*Given request*: The data below should be printed in full, exactly, and without any of its images.

*Information supplied*:
__________________________________________________
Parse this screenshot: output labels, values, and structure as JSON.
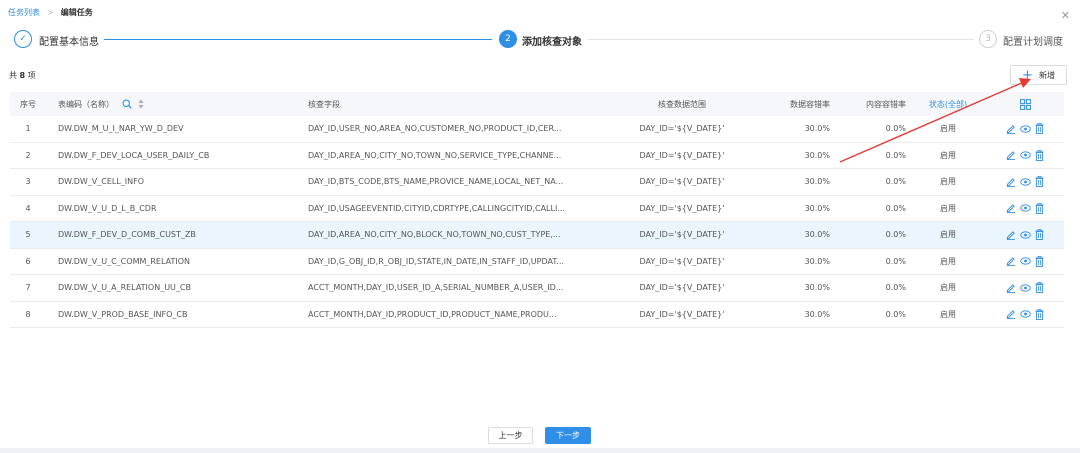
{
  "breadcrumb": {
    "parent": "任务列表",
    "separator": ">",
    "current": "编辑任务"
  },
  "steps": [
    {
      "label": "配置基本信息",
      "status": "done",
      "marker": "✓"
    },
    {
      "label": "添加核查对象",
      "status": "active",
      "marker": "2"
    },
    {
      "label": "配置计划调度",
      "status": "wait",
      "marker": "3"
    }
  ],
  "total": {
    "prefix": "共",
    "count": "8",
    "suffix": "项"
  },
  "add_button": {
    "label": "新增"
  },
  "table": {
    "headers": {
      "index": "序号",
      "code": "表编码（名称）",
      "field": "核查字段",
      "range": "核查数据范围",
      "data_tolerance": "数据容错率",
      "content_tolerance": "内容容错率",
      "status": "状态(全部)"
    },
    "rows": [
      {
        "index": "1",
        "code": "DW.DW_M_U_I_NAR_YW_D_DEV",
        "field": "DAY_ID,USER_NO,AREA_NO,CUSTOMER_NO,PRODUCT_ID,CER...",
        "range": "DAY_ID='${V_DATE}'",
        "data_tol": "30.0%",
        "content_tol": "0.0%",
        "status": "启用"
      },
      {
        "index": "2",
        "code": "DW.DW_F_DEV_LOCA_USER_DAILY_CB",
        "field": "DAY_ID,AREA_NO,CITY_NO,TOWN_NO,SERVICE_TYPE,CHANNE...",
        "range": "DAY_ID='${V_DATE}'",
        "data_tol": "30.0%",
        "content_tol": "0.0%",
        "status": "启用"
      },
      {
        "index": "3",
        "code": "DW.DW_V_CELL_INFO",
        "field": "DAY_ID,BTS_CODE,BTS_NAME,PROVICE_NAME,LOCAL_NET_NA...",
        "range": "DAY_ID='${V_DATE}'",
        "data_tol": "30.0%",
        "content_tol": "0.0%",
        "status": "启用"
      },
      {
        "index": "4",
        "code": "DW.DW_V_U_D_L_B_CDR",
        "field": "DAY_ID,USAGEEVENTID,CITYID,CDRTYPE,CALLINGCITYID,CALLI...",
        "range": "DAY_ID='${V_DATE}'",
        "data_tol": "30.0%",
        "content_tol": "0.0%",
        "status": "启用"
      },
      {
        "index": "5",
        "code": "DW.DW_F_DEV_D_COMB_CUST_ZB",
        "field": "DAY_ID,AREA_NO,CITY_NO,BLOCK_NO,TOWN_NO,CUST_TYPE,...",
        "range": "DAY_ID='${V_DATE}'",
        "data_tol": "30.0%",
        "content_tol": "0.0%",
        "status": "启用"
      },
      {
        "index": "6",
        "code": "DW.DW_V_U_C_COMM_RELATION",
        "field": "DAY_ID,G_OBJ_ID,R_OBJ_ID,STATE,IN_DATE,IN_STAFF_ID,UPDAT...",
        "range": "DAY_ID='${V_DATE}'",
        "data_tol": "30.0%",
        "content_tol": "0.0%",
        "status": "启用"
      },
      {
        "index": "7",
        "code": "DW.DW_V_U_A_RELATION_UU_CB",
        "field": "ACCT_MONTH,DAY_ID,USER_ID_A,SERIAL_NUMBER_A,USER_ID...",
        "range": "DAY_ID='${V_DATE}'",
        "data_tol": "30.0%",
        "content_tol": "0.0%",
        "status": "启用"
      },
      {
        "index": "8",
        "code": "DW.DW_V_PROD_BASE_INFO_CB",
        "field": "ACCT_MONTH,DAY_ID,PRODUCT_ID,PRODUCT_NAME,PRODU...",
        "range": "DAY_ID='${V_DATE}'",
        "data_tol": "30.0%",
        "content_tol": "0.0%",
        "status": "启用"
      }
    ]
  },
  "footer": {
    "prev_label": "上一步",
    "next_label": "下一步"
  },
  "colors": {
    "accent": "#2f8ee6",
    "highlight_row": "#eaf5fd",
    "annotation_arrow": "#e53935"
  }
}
__________________________________________________
*Task result*:
Parse this screenshot: output labels, values, and structure as JSON.
{
  "breadcrumb": {
    "parent": "任务列表",
    "separator": ">",
    "current": "编辑任务"
  },
  "steps": [
    {
      "label": "配置基本信息",
      "status": "done",
      "marker": "✓"
    },
    {
      "label": "添加核查对象",
      "status": "active",
      "marker": "2"
    },
    {
      "label": "配置计划调度",
      "status": "wait",
      "marker": "3"
    }
  ],
  "total": {
    "prefix": "共",
    "count": "8",
    "suffix": "项"
  },
  "add_button": {
    "label": "新增"
  },
  "table": {
    "headers": {
      "index": "序号",
      "code": "表编码（名称）",
      "field": "核查字段",
      "range": "核查数据范围",
      "data_tolerance": "数据容错率",
      "content_tolerance": "内容容错率",
      "status": "状态(全部)"
    },
    "rows": [
      {
        "index": "1",
        "code": "DW.DW_M_U_I_NAR_YW_D_DEV",
        "field": "DAY_ID,USER_NO,AREA_NO,CUSTOMER_NO,PRODUCT_ID,CER...",
        "range": "DAY_ID='${V_DATE}'",
        "data_tol": "30.0%",
        "content_tol": "0.0%",
        "status": "启用"
      },
      {
        "index": "2",
        "code": "DW.DW_F_DEV_LOCA_USER_DAILY_CB",
        "field": "DAY_ID,AREA_NO,CITY_NO,TOWN_NO,SERVICE_TYPE,CHANNE...",
        "range": "DAY_ID='${V_DATE}'",
        "data_tol": "30.0%",
        "content_tol": "0.0%",
        "status": "启用"
      },
      {
        "index": "3",
        "code": "DW.DW_V_CELL_INFO",
        "field": "DAY_ID,BTS_CODE,BTS_NAME,PROVICE_NAME,LOCAL_NET_NA...",
        "range": "DAY_ID='${V_DATE}'",
        "data_tol": "30.0%",
        "content_tol": "0.0%",
        "status": "启用"
      },
      {
        "index": "4",
        "code": "DW.DW_V_U_D_L_B_CDR",
        "field": "DAY_ID,USAGEEVENTID,CITYID,CDRTYPE,CALLINGCITYID,CALLI...",
        "range": "DAY_ID='${V_DATE}'",
        "data_tol": "30.0%",
        "content_tol": "0.0%",
        "status": "启用"
      },
      {
        "index": "5",
        "code": "DW.DW_F_DEV_D_COMB_CUST_ZB",
        "field": "DAY_ID,AREA_NO,CITY_NO,BLOCK_NO,TOWN_NO,CUST_TYPE,...",
        "range": "DAY_ID='${V_DATE}'",
        "data_tol": "30.0%",
        "content_tol": "0.0%",
        "status": "启用"
      },
      {
        "index": "6",
        "code": "DW.DW_V_U_C_COMM_RELATION",
        "field": "DAY_ID,G_OBJ_ID,R_OBJ_ID,STATE,IN_DATE,IN_STAFF_ID,UPDAT...",
        "range": "DAY_ID='${V_DATE}'",
        "data_tol": "30.0%",
        "content_tol": "0.0%",
        "status": "启用"
      },
      {
        "index": "7",
        "code": "DW.DW_V_U_A_RELATION_UU_CB",
        "field": "ACCT_MONTH,DAY_ID,USER_ID_A,SERIAL_NUMBER_A,USER_ID...",
        "range": "DAY_ID='${V_DATE}'",
        "data_tol": "30.0%",
        "content_tol": "0.0%",
        "status": "启用"
      },
      {
        "index": "8",
        "code": "DW.DW_V_PROD_BASE_INFO_CB",
        "field": "ACCT_MONTH,DAY_ID,PRODUCT_ID,PRODUCT_NAME,PRODU...",
        "range": "DAY_ID='${V_DATE}'",
        "data_tol": "30.0%",
        "content_tol": "0.0%",
        "status": "启用"
      }
    ]
  },
  "footer": {
    "prev_label": "上一步",
    "next_label": "下一步"
  },
  "colors": {
    "accent": "#2f8ee6",
    "highlight_row": "#eaf5fd",
    "annotation_arrow": "#e53935"
  }
}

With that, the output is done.